[Your goal] Write out all records as given; omit images.

** Start **

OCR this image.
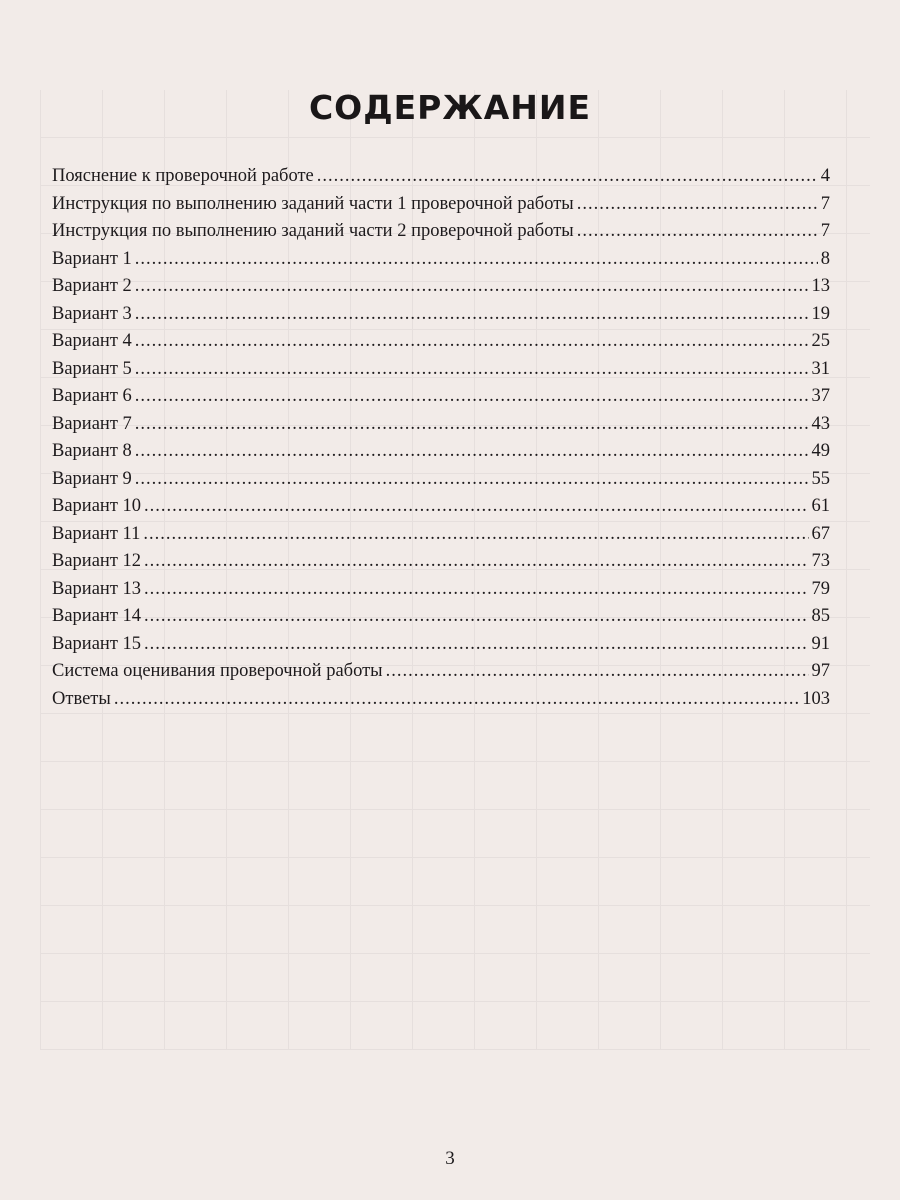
СОДЕРЖАНИЕ
Пояснение к проверочной работе .....	4
Инструкция по выполнению заданий части 1 проверочной работы .....	7
Инструкция по выполнению заданий части 2 проверочной работы .....	7
Вариант 1 .....	8
Вариант 2 .....	13
Вариант 3 .....	19
Вариант 4 .....	25
Вариант 5 .....	31
Вариант 6 .....	37
Вариант 7 .....	43
Вариант 8 .....	49
Вариант 9 .....	55
Вариант 10 .....	61
Вариант 11 .....	67
Вариант 12 .....	73
Вариант 13 .....	79
Вариант 14 .....	85
Вариант 15 .....	91
Система оценивания проверочной работы .....	97
Ответы .....	103
3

** End **

[Finished task]
OCR this image.
СОДЕРЖАНИЕ
Пояснение к проверочной работе .....	4
Инструкция по выполнению заданий части 1 проверочной работы .....	7
Инструкция по выполнению заданий части 2 проверочной работы .....	7
Вариант 1 .....	8
Вариант 2 .....	13
Вариант 3 .....	19
Вариант 4 .....	25
Вариант 5 .....	31
Вариант 6 .....	37
Вариант 7 .....	43
Вариант 8 .....	49
Вариант 9 .....	55
Вариант 10 .....	61
Вариант 11 .....	67
Вариант 12 .....	73
Вариант 13 .....	79
Вариант 14 .....	85
Вариант 15 .....	91
Система оценивания проверочной работы .....	97
Ответы .....	103
3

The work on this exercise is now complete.